> **Exercise data**:
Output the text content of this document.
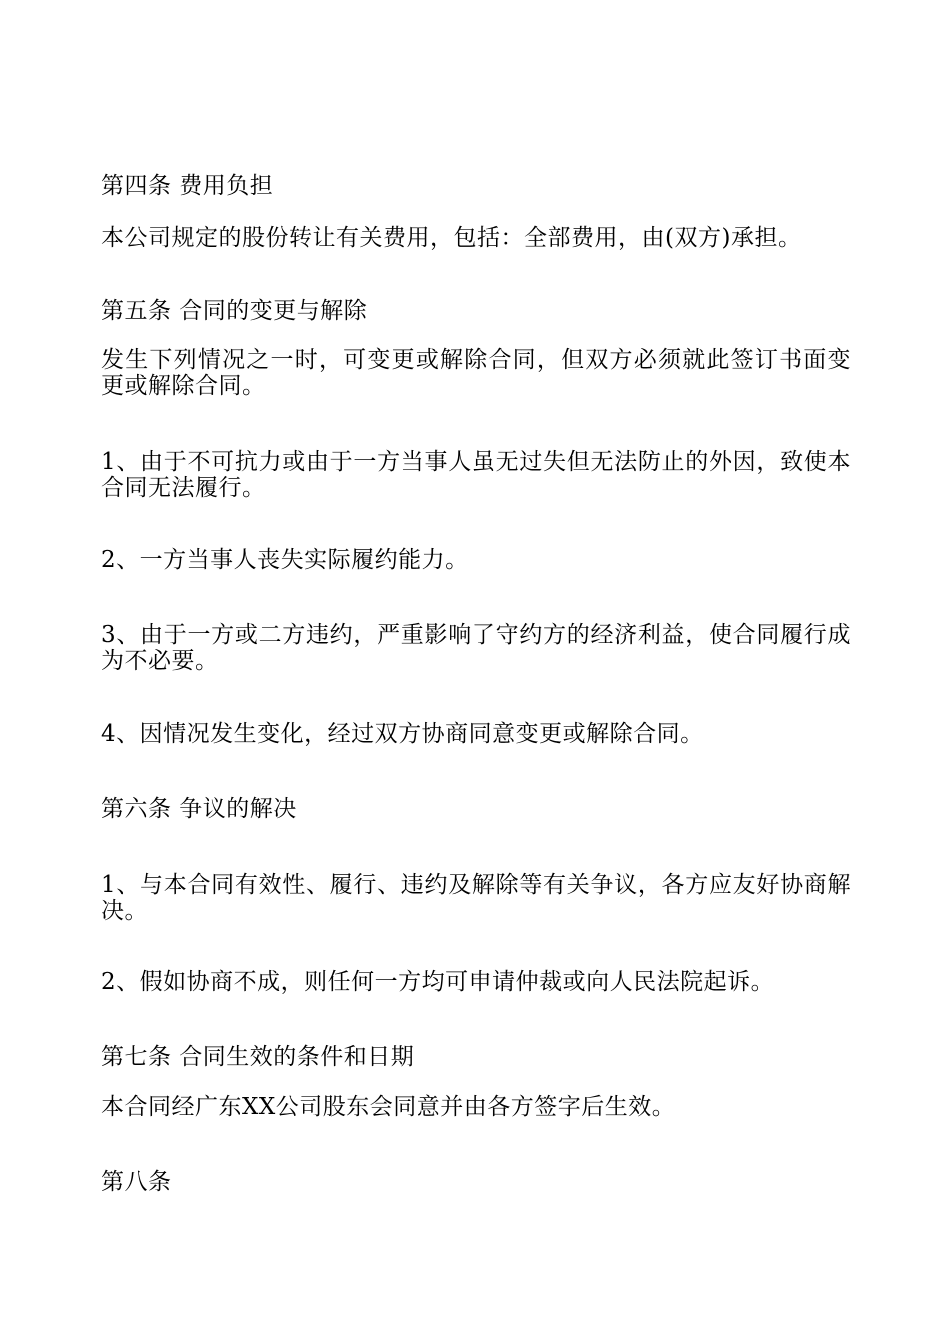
第四条 费用负担
本公司规定的股份转让有关费用，包括：全部费用，由(双方)承担。
第五条 合同的变更与解除
发生下列情况之一时，可变更或解除合同，但双方必须就此签订书面变更或解除合同。
1、由于不可抗力或由于一方当事人虽无过失但无法防止的外因，致使本合同无法履行。
2、一方当事人丧失实际履约能力。
3、由于一方或二方违约，严重影响了守约方的经济利益，使合同履行成为不必要。
4、因情况发生变化，经过双方协商同意变更或解除合同。
第六条 争议的解决
1、与本合同有效性、履行、违约及解除等有关争议，各方应友好协商解决。
2、假如协商不成，则任何一方均可申请仲裁或向人民法院起诉。
第七条 合同生效的条件和日期
本合同经广东XX公司股东会同意并由各方签字后生效。
第八条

> **Directions for this task**: What comes back should match the records exactly, minus any pictures.

> **Finished answer**:
Output the text content of this document.
第四条 费用负担
本公司规定的股份转让有关费用，包括：全部费用，由(双方)承担。
第五条 合同的变更与解除
发生下列情况之一时，可变更或解除合同，但双方必须就此签订书面变更或解除合同。
1、由于不可抗力或由于一方当事人虽无过失但无法防止的外因，致使本合同无法履行。
2、一方当事人丧失实际履约能力。
3、由于一方或二方违约，严重影响了守约方的经济利益，使合同履行成为不必要。
4、因情况发生变化，经过双方协商同意变更或解除合同。
第六条 争议的解决
1、与本合同有效性、履行、违约及解除等有关争议，各方应友好协商解决。
2、假如协商不成，则任何一方均可申请仲裁或向人民法院起诉。
第七条 合同生效的条件和日期
本合同经广东XX公司股东会同意并由各方签字后生效。
第八条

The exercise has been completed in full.